▸ LISTED ENTRIES:
══════

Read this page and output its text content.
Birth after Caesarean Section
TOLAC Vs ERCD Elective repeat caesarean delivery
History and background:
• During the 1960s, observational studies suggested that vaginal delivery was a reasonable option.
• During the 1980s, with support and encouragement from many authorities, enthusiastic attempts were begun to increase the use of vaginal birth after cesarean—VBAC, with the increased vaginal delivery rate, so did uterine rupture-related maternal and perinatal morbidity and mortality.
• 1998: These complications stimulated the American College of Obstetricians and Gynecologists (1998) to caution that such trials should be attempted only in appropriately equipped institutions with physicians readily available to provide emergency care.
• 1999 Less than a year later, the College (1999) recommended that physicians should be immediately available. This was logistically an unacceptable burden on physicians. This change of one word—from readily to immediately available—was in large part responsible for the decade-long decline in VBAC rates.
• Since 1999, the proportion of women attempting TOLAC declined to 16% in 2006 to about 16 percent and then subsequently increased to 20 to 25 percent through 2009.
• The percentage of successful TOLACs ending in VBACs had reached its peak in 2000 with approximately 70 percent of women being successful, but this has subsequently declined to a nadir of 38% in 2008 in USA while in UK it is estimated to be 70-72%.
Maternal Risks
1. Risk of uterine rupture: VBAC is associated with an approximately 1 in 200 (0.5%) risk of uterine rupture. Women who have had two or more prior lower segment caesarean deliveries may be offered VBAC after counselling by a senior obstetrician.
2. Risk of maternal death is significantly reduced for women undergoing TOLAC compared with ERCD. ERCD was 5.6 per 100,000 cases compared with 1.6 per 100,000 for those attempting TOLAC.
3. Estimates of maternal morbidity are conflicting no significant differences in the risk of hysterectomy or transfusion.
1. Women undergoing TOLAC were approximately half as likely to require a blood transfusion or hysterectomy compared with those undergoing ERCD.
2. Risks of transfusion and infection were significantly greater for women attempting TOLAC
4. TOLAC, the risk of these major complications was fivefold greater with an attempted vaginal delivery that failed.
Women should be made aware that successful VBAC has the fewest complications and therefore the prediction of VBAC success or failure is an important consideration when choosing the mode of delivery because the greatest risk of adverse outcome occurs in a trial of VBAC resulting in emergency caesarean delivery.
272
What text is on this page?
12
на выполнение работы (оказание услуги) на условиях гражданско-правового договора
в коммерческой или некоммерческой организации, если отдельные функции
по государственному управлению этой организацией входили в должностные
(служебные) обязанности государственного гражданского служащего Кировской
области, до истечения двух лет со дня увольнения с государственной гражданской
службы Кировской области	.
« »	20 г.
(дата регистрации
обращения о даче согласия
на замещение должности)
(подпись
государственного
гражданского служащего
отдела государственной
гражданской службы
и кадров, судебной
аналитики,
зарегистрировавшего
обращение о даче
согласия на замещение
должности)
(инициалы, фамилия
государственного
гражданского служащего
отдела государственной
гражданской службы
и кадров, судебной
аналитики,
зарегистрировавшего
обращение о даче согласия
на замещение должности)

══════

Identify every line above with the string "rupture" in it. Copy those lines.

▸ TASK OUTPUT:
• During the 1980s, with support and encouragement from many authorities, enthusiastic attempts were begun to increase the use of vaginal birth after cesarean—VBAC, with the increased vaginal delivery rate, so did uterine rupture-related maternal and perinatal morbidity and mortality.
1. Risk of uterine rupture: VBAC is associated with an approximately 1 in 200 (0.5%) risk of uterine rupture. Women who have had two or more prior lower segment caesarean deliveries may be offered VBAC after counselling by a senior obstetrician.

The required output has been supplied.